▸ What to produce:
Extract each line of the material that follows exactly and omit its pictures.

▸ Material supplied:

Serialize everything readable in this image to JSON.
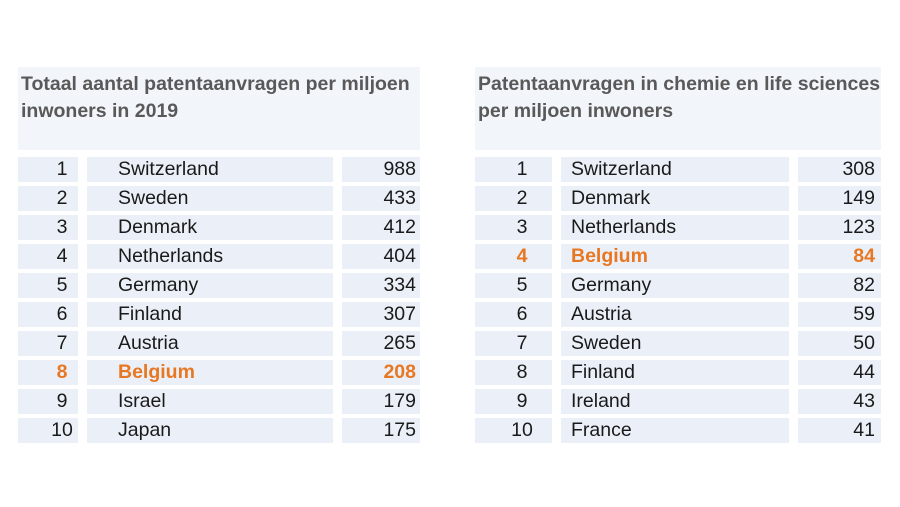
{
  "colors": {
    "title_text": "#595959",
    "row_text": "#1a1a1a",
    "highlight": "#e87722",
    "title_bg": "#f2f5f9",
    "row_bg": "#ebf0f8",
    "page_bg": "#ffffff"
  },
  "tables": [
    {
      "id": "total-patents-2019",
      "title": "Totaal aantal patentaanvragen per miljoen inwoners in 2019",
      "rows": [
        {
          "rank": 1,
          "country": "Switzerland",
          "value": 988,
          "highlight": false
        },
        {
          "rank": 2,
          "country": "Sweden",
          "value": 433,
          "highlight": false
        },
        {
          "rank": 3,
          "country": "Denmark",
          "value": 412,
          "highlight": false
        },
        {
          "rank": 4,
          "country": "Netherlands",
          "value": 404,
          "highlight": false
        },
        {
          "rank": 5,
          "country": "Germany",
          "value": 334,
          "highlight": false
        },
        {
          "rank": 6,
          "country": "Finland",
          "value": 307,
          "highlight": false
        },
        {
          "rank": 7,
          "country": "Austria",
          "value": 265,
          "highlight": false
        },
        {
          "rank": 8,
          "country": "Belgium",
          "value": 208,
          "highlight": true
        },
        {
          "rank": 9,
          "country": "Israel",
          "value": 179,
          "highlight": false
        },
        {
          "rank": 10,
          "country": "Japan",
          "value": 175,
          "highlight": false
        }
      ]
    },
    {
      "id": "chemie-life-sciences",
      "title": "Patentaanvragen in chemie en life sciences per miljoen inwoners",
      "rows": [
        {
          "rank": 1,
          "country": "Switzerland",
          "value": 308,
          "highlight": false
        },
        {
          "rank": 2,
          "country": "Denmark",
          "value": 149,
          "highlight": false
        },
        {
          "rank": 3,
          "country": "Netherlands",
          "value": 123,
          "highlight": false
        },
        {
          "rank": 4,
          "country": "Belgium",
          "value": 84,
          "highlight": true
        },
        {
          "rank": 5,
          "country": "Germany",
          "value": 82,
          "highlight": false
        },
        {
          "rank": 6,
          "country": "Austria",
          "value": 59,
          "highlight": false
        },
        {
          "rank": 7,
          "country": "Sweden",
          "value": 50,
          "highlight": false
        },
        {
          "rank": 8,
          "country": "Finland",
          "value": 44,
          "highlight": false
        },
        {
          "rank": 9,
          "country": "Ireland",
          "value": 43,
          "highlight": false
        },
        {
          "rank": 10,
          "country": "France",
          "value": 41,
          "highlight": false
        }
      ]
    }
  ],
  "chart_data": [
    {
      "type": "table",
      "title": "Totaal aantal patentaanvragen per miljoen inwoners in 2019",
      "columns": [
        "rank",
        "country",
        "patent_applications_per_million"
      ],
      "rows": [
        [
          1,
          "Switzerland",
          988
        ],
        [
          2,
          "Sweden",
          433
        ],
        [
          3,
          "Denmark",
          412
        ],
        [
          4,
          "Netherlands",
          404
        ],
        [
          5,
          "Germany",
          334
        ],
        [
          6,
          "Finland",
          307
        ],
        [
          7,
          "Austria",
          265
        ],
        [
          8,
          "Belgium",
          208
        ],
        [
          9,
          "Israel",
          179
        ],
        [
          10,
          "Japan",
          175
        ]
      ],
      "highlighted_row": {
        "rank": 8,
        "country": "Belgium",
        "value": 208,
        "highlight_color": "#e87722"
      }
    },
    {
      "type": "table",
      "title": "Patentaanvragen in chemie en life sciences per miljoen inwoners",
      "columns": [
        "rank",
        "country",
        "patent_applications_per_million"
      ],
      "rows": [
        [
          1,
          "Switzerland",
          308
        ],
        [
          2,
          "Denmark",
          149
        ],
        [
          3,
          "Netherlands",
          123
        ],
        [
          4,
          "Belgium",
          84
        ],
        [
          5,
          "Germany",
          82
        ],
        [
          6,
          "Austria",
          59
        ],
        [
          7,
          "Sweden",
          50
        ],
        [
          8,
          "Finland",
          44
        ],
        [
          9,
          "Ireland",
          43
        ],
        [
          10,
          "France",
          41
        ]
      ],
      "highlighted_row": {
        "rank": 4,
        "country": "Belgium",
        "value": 84,
        "highlight_color": "#e87722"
      }
    }
  ]
}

▸ Output of the exercise:
Serialize everything readable in this image to JSON.
{
  "colors": {
    "title_text": "#595959",
    "row_text": "#1a1a1a",
    "highlight": "#e87722",
    "title_bg": "#f2f5f9",
    "row_bg": "#ebf0f8",
    "page_bg": "#ffffff"
  },
  "tables": [
    {
      "id": "total-patents-2019",
      "title": "Totaal aantal patentaanvragen per miljoen inwoners in 2019",
      "rows": [
        {
          "rank": 1,
          "country": "Switzerland",
          "value": 988,
          "highlight": false
        },
        {
          "rank": 2,
          "country": "Sweden",
          "value": 433,
          "highlight": false
        },
        {
          "rank": 3,
          "country": "Denmark",
          "value": 412,
          "highlight": false
        },
        {
          "rank": 4,
          "country": "Netherlands",
          "value": 404,
          "highlight": false
        },
        {
          "rank": 5,
          "country": "Germany",
          "value": 334,
          "highlight": false
        },
        {
          "rank": 6,
          "country": "Finland",
          "value": 307,
          "highlight": false
        },
        {
          "rank": 7,
          "country": "Austria",
          "value": 265,
          "highlight": false
        },
        {
          "rank": 8,
          "country": "Belgium",
          "value": 208,
          "highlight": true
        },
        {
          "rank": 9,
          "country": "Israel",
          "value": 179,
          "highlight": false
        },
        {
          "rank": 10,
          "country": "Japan",
          "value": 175,
          "highlight": false
        }
      ]
    },
    {
      "id": "chemie-life-sciences",
      "title": "Patentaanvragen in chemie en life sciences per miljoen inwoners",
      "rows": [
        {
          "rank": 1,
          "country": "Switzerland",
          "value": 308,
          "highlight": false
        },
        {
          "rank": 2,
          "country": "Denmark",
          "value": 149,
          "highlight": false
        },
        {
          "rank": 3,
          "country": "Netherlands",
          "value": 123,
          "highlight": false
        },
        {
          "rank": 4,
          "country": "Belgium",
          "value": 84,
          "highlight": true
        },
        {
          "rank": 5,
          "country": "Germany",
          "value": 82,
          "highlight": false
        },
        {
          "rank": 6,
          "country": "Austria",
          "value": 59,
          "highlight": false
        },
        {
          "rank": 7,
          "country": "Sweden",
          "value": 50,
          "highlight": false
        },
        {
          "rank": 8,
          "country": "Finland",
          "value": 44,
          "highlight": false
        },
        {
          "rank": 9,
          "country": "Ireland",
          "value": 43,
          "highlight": false
        },
        {
          "rank": 10,
          "country": "France",
          "value": 41,
          "highlight": false
        }
      ]
    }
  ],
  "chart_data": [
    {
      "type": "table",
      "title": "Totaal aantal patentaanvragen per miljoen inwoners in 2019",
      "columns": [
        "rank",
        "country",
        "patent_applications_per_million"
      ],
      "rows": [
        [
          1,
          "Switzerland",
          988
        ],
        [
          2,
          "Sweden",
          433
        ],
        [
          3,
          "Denmark",
          412
        ],
        [
          4,
          "Netherlands",
          404
        ],
        [
          5,
          "Germany",
          334
        ],
        [
          6,
          "Finland",
          307
        ],
        [
          7,
          "Austria",
          265
        ],
        [
          8,
          "Belgium",
          208
        ],
        [
          9,
          "Israel",
          179
        ],
        [
          10,
          "Japan",
          175
        ]
      ],
      "highlighted_row": {
        "rank": 8,
        "country": "Belgium",
        "value": 208,
        "highlight_color": "#e87722"
      }
    },
    {
      "type": "table",
      "title": "Patentaanvragen in chemie en life sciences per miljoen inwoners",
      "columns": [
        "rank",
        "country",
        "patent_applications_per_million"
      ],
      "rows": [
        [
          1,
          "Switzerland",
          308
        ],
        [
          2,
          "Denmark",
          149
        ],
        [
          3,
          "Netherlands",
          123
        ],
        [
          4,
          "Belgium",
          84
        ],
        [
          5,
          "Germany",
          82
        ],
        [
          6,
          "Austria",
          59
        ],
        [
          7,
          "Sweden",
          50
        ],
        [
          8,
          "Finland",
          44
        ],
        [
          9,
          "Ireland",
          43
        ],
        [
          10,
          "France",
          41
        ]
      ],
      "highlighted_row": {
        "rank": 4,
        "country": "Belgium",
        "value": 84,
        "highlight_color": "#e87722"
      }
    }
  ]
}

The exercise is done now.